Excerpts from a figure dataset
[Begin]
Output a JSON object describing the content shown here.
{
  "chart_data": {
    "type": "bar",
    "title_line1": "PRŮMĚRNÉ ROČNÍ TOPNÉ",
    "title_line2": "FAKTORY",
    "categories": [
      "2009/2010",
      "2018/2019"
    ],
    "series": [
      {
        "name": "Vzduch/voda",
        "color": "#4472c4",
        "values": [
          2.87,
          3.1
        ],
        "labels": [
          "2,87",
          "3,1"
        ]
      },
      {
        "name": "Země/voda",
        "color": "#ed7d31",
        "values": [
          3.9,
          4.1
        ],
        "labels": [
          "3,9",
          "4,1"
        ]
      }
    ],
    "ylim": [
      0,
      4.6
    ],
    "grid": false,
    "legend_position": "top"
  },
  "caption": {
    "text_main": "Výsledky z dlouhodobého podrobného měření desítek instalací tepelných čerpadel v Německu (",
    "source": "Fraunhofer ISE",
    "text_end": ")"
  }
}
[End]
Goal of the exercise: Reproduce all of the entries word for word.

Task solution:
Output a JSON object describing the content shown here.
{
  "chart_data": {
    "type": "bar",
    "title_line1": "PRŮMĚRNÉ ROČNÍ TOPNÉ",
    "title_line2": "FAKTORY",
    "categories": [
      "2009/2010",
      "2018/2019"
    ],
    "series": [
      {
        "name": "Vzduch/voda",
        "color": "#4472c4",
        "values": [
          2.87,
          3.1
        ],
        "labels": [
          "2,87",
          "3,1"
        ]
      },
      {
        "name": "Země/voda",
        "color": "#ed7d31",
        "values": [
          3.9,
          4.1
        ],
        "labels": [
          "3,9",
          "4,1"
        ]
      }
    ],
    "ylim": [
      0,
      4.6
    ],
    "grid": false,
    "legend_position": "top"
  },
  "caption": {
    "text_main": "Výsledky z dlouhodobého podrobného měření desítek instalací tepelných čerpadel v Německu (",
    "source": "Fraunhofer ISE",
    "text_end": ")"
  }
}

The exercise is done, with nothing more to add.